§ **GIVEN DATA**
---------------

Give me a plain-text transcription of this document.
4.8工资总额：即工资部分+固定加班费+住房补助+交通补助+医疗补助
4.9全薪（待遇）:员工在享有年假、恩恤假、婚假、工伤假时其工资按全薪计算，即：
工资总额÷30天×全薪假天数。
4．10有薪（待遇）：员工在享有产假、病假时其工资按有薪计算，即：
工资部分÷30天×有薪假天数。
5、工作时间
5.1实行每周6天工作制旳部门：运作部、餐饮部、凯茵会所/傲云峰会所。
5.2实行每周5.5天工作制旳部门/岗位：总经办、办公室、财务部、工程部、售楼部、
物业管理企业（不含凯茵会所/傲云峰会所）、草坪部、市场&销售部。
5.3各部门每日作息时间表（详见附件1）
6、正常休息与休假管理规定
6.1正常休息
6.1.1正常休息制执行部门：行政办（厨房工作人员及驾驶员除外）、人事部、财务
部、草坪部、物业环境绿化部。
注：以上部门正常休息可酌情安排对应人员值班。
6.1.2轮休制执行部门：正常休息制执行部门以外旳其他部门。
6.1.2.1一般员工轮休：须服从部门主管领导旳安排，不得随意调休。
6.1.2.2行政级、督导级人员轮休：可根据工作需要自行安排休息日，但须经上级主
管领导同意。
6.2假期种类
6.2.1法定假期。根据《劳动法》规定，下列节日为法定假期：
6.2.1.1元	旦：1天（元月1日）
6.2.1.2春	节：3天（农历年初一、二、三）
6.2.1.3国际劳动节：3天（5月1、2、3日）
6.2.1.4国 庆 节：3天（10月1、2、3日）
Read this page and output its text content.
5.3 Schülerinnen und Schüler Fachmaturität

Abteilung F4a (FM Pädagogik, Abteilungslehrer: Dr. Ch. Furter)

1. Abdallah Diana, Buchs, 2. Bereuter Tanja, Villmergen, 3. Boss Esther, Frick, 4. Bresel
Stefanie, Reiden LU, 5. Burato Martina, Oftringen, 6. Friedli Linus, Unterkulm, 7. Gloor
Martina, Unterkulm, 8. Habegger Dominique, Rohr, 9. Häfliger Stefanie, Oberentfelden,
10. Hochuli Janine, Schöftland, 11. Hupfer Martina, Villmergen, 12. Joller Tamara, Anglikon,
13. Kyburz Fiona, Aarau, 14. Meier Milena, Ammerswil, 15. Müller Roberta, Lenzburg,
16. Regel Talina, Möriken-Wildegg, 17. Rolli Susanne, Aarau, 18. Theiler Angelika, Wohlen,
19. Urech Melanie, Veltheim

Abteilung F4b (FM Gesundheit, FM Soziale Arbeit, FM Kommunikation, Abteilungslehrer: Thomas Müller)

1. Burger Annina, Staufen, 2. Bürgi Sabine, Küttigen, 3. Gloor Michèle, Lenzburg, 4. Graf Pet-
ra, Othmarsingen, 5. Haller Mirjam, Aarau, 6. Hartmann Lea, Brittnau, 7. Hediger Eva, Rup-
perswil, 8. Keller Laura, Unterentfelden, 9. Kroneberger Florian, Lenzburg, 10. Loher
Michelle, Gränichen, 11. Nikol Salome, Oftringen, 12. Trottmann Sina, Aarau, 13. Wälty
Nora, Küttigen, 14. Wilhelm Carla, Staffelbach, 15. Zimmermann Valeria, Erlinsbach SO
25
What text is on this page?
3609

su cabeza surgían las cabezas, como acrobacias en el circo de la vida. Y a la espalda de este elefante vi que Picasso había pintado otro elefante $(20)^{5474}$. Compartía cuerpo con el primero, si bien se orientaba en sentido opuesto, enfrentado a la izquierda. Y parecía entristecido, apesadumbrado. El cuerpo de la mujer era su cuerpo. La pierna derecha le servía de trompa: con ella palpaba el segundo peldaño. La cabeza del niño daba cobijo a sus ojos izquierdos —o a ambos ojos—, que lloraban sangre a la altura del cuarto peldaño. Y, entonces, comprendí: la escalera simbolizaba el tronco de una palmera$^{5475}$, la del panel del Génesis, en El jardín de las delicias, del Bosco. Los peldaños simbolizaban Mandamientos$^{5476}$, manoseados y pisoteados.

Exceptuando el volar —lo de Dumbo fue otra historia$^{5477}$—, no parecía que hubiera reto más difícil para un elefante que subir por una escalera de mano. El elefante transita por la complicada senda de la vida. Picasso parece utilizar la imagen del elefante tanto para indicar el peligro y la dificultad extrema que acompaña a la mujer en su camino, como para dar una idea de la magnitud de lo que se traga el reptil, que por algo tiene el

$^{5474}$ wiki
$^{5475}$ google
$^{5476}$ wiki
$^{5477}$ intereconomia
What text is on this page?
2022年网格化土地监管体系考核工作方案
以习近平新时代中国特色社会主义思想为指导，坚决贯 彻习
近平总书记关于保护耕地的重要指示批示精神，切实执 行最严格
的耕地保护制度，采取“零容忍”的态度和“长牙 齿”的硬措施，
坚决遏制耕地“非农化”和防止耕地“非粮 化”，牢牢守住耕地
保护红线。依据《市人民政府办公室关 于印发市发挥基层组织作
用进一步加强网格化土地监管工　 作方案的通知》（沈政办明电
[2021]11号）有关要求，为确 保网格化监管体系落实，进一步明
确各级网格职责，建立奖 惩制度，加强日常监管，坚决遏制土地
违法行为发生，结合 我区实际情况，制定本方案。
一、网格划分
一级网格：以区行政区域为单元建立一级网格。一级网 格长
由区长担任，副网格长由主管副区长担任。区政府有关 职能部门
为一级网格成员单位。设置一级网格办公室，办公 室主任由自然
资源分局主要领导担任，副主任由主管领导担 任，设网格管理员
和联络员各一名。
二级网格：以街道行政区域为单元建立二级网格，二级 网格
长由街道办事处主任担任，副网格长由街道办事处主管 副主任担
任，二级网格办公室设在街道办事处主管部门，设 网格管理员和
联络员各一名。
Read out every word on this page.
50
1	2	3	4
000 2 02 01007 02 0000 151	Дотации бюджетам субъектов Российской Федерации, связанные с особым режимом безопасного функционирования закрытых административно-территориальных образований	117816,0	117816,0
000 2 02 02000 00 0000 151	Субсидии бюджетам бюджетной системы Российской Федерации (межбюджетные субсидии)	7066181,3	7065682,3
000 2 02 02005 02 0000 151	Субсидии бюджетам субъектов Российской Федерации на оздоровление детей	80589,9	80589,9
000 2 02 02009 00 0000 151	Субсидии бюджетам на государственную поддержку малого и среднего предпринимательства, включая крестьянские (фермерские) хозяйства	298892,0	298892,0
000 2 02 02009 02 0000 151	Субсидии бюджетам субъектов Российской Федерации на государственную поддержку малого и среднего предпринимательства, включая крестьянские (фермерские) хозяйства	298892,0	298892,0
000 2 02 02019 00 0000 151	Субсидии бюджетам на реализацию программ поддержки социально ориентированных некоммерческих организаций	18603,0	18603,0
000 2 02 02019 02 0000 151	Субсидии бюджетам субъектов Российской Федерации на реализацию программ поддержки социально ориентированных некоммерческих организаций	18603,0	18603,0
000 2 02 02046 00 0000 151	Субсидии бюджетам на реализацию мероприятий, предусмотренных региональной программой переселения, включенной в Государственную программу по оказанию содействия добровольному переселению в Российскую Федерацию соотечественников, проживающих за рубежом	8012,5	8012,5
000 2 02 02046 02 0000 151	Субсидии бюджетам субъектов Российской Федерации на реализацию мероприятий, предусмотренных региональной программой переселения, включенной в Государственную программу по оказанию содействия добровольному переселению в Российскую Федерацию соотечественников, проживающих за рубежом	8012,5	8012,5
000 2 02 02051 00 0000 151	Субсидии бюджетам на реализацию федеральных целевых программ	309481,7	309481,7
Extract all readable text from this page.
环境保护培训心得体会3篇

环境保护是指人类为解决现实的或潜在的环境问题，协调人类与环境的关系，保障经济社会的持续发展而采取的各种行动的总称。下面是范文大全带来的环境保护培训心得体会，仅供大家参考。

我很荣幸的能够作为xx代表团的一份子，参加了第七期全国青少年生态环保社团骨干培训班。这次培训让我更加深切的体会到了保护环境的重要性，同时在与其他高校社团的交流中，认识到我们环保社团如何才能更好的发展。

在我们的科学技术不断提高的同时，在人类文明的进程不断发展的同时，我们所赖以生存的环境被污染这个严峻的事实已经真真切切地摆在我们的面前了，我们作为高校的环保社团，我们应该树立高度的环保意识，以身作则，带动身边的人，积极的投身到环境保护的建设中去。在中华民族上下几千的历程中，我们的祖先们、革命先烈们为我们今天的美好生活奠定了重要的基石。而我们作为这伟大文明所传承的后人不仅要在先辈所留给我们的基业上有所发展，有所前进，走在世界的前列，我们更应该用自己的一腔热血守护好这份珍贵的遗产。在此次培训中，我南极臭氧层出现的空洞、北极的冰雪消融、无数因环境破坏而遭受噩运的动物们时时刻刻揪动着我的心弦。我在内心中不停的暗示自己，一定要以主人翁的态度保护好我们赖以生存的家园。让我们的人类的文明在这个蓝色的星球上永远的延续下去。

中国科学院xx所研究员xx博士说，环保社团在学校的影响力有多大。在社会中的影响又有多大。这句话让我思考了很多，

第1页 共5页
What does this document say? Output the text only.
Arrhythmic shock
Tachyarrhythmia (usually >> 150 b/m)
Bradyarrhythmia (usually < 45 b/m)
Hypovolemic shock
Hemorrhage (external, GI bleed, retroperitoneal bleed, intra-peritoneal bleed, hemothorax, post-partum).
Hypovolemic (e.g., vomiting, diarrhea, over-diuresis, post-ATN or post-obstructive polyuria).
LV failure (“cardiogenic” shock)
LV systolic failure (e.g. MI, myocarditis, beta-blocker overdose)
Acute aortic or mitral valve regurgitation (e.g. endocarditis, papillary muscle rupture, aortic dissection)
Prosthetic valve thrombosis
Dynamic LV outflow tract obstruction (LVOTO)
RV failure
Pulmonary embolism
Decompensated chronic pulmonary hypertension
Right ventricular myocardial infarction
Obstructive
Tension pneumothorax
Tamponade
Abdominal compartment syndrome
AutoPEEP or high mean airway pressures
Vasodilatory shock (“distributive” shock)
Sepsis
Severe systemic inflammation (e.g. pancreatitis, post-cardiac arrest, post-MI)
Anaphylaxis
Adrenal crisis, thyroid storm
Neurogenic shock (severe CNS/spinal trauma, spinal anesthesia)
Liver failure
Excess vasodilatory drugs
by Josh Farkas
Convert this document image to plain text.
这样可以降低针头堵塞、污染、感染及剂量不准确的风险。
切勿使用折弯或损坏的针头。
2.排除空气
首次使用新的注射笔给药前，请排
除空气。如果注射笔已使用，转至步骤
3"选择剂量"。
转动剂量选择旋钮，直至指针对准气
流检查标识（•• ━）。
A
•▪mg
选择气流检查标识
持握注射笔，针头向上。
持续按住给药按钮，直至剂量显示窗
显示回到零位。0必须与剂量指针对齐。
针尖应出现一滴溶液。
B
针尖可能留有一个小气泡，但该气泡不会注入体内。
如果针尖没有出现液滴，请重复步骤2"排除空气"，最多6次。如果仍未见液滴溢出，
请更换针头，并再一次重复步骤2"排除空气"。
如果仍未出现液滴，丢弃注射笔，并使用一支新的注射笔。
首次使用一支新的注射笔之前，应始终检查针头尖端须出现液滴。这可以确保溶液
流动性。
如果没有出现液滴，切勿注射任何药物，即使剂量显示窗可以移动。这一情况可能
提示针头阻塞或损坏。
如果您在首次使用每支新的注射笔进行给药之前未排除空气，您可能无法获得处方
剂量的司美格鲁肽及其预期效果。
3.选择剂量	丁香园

---------------

§ **PROBLEM REQUIREMENTS**
Scan the entries above for the word "Martina" and collect each line holding it.

§ **SOLVED EXERCISE**
Stefanie, Reiden LU, 5. Burato Martina, Oftringen, 6. Friedli Linus, Unterkulm, 7. Gloor
Martina, Unterkulm, 8. Habegger Dominique, Rohr, 9. Häfliger Stefanie, Oberentfelden,
10. Hochuli Janine, Schöftland, 11. Hupfer Martina, Villmergen, 12. Joller Tamara, Anglikon,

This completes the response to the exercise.